Extracted data entries:
▬▬▬▬▬▬

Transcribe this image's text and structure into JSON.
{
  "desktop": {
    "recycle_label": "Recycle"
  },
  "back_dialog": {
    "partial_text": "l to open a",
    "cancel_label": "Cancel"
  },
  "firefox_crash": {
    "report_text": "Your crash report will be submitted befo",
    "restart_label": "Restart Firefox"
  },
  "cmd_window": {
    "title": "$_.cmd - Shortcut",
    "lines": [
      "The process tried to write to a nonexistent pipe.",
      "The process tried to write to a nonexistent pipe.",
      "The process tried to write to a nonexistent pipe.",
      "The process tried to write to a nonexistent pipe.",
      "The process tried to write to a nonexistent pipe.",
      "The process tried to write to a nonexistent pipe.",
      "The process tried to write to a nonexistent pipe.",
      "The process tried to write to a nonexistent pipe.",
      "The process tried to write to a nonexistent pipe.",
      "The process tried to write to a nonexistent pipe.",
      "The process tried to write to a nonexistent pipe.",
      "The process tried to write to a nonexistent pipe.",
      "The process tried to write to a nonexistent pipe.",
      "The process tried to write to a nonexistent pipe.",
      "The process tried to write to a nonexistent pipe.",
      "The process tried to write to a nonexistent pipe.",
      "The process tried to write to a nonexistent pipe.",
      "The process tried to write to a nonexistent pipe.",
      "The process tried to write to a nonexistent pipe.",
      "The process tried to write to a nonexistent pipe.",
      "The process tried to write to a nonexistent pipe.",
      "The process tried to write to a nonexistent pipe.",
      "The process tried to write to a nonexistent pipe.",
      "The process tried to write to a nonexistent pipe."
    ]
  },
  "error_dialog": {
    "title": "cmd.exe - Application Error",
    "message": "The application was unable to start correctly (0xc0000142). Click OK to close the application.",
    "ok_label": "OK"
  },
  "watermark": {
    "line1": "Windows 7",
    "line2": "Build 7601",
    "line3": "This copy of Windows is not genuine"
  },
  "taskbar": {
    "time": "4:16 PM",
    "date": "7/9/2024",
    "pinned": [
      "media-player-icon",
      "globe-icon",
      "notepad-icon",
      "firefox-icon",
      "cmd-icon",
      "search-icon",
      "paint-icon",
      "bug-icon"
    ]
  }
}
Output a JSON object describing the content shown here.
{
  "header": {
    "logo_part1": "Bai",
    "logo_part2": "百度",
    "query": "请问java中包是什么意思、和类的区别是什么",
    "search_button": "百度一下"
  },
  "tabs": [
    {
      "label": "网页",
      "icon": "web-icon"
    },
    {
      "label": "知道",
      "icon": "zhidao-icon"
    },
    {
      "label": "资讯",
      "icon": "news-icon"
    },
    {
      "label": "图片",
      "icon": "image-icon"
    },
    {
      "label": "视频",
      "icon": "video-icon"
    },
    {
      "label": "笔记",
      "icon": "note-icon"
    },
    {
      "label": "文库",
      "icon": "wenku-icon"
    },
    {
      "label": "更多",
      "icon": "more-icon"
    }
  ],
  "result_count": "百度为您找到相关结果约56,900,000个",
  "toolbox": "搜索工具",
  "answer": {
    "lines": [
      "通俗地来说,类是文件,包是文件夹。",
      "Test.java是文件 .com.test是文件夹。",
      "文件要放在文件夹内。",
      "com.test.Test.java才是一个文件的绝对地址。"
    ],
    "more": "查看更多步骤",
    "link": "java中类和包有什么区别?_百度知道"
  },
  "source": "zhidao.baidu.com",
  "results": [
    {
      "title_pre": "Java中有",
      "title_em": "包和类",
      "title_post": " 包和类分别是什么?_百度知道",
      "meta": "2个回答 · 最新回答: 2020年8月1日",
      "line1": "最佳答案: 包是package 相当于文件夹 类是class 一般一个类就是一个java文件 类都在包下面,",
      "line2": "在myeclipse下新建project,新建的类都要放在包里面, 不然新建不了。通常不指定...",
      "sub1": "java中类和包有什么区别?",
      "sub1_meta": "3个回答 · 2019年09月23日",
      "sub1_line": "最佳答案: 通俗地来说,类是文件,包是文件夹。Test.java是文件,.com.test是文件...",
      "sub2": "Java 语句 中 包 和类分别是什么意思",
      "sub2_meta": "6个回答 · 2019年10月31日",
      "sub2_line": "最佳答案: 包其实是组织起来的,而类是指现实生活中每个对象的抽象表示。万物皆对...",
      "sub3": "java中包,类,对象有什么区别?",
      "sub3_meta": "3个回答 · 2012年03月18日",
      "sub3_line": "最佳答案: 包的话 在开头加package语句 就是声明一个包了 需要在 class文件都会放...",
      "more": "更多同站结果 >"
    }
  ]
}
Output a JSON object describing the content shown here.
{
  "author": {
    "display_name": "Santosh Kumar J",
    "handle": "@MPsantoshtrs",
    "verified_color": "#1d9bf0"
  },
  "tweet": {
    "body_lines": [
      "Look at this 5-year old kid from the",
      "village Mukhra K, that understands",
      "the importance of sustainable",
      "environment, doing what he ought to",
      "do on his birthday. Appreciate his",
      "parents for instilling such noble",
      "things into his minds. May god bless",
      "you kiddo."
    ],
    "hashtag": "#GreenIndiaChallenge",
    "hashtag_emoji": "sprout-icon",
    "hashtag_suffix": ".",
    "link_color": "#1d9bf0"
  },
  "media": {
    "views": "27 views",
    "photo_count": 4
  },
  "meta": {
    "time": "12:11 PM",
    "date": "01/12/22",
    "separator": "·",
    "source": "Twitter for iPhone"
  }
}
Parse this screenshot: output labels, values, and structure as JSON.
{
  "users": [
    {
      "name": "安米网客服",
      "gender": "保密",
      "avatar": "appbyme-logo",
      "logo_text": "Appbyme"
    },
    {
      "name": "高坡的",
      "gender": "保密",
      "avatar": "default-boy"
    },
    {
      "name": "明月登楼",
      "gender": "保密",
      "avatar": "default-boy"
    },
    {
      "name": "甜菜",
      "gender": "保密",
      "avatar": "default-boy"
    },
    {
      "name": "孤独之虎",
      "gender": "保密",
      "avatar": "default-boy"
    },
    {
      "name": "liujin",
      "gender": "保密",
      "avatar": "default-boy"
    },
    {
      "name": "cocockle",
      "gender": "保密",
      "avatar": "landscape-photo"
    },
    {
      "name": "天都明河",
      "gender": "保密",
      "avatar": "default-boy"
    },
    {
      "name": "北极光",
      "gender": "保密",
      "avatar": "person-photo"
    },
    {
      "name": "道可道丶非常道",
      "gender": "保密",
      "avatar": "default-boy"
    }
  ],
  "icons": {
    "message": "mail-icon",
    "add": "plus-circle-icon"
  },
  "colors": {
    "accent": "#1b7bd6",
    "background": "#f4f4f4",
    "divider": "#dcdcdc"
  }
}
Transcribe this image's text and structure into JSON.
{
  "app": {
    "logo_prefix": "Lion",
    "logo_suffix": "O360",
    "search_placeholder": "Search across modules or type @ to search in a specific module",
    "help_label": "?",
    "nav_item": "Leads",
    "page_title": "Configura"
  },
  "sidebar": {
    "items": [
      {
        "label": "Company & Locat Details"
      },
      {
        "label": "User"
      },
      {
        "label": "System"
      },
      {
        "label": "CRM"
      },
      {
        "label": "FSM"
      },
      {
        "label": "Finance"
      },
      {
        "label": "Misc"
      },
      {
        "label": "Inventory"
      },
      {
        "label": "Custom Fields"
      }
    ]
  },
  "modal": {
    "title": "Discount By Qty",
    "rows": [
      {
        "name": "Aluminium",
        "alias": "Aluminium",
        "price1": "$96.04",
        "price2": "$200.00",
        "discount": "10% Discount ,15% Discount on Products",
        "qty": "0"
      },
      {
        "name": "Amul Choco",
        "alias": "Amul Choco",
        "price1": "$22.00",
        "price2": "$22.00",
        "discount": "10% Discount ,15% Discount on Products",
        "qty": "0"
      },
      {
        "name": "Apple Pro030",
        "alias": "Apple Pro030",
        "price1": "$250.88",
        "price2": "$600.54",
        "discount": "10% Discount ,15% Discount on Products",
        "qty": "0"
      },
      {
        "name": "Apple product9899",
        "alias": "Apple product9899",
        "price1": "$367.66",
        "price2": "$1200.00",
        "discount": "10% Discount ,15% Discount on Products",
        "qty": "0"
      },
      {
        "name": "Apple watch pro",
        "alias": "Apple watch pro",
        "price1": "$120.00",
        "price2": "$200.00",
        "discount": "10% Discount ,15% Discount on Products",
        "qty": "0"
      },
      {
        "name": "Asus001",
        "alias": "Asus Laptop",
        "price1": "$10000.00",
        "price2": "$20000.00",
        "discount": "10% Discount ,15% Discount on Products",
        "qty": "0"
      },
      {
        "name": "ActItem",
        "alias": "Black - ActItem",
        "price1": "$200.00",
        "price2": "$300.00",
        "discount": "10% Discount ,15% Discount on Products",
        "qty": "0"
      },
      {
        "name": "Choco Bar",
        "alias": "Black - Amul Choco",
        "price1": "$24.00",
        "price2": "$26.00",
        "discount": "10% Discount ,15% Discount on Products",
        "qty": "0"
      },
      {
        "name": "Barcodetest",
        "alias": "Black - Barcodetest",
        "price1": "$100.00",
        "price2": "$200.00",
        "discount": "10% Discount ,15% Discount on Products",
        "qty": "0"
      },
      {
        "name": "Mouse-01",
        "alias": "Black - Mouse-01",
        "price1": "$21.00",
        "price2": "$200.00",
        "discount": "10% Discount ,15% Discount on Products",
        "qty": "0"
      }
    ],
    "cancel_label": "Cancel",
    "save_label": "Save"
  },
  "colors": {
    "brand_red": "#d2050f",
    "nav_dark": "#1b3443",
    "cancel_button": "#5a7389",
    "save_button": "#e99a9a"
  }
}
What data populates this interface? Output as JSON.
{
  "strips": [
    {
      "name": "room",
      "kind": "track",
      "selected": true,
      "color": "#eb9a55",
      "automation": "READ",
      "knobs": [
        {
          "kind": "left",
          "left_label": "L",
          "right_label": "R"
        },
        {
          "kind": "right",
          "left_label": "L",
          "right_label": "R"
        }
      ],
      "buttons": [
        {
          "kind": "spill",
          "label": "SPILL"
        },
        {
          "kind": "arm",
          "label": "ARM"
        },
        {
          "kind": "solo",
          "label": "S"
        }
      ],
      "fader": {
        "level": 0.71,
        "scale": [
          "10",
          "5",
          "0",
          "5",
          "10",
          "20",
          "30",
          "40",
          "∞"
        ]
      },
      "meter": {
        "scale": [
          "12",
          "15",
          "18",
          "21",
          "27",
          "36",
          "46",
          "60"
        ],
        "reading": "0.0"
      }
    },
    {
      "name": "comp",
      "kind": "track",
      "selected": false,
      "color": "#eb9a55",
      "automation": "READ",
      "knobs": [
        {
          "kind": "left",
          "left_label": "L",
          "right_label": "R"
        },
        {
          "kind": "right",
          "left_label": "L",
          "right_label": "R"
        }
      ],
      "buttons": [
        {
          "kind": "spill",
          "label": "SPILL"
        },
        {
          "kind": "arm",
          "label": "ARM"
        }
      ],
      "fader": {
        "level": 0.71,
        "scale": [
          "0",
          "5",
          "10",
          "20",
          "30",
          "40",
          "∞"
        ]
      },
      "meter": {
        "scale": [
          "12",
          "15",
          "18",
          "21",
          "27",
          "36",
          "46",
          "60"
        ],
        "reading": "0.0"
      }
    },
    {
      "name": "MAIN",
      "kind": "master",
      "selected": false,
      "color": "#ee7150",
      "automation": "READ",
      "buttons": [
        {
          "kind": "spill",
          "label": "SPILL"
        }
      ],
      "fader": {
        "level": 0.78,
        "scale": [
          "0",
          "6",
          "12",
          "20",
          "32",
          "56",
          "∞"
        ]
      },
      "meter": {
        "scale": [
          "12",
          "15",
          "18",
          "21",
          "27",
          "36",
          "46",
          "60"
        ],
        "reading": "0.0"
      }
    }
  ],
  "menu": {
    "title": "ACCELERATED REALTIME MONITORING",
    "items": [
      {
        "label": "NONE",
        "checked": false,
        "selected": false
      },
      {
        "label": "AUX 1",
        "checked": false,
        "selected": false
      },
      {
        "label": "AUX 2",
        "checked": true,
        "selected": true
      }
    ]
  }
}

▬▬▬▬▬▬

## TASK DIRECTIONS
In the entries above, how many lines contain the word "Choco"? Answer with the number only.

## EXERCISE RESPONSE
4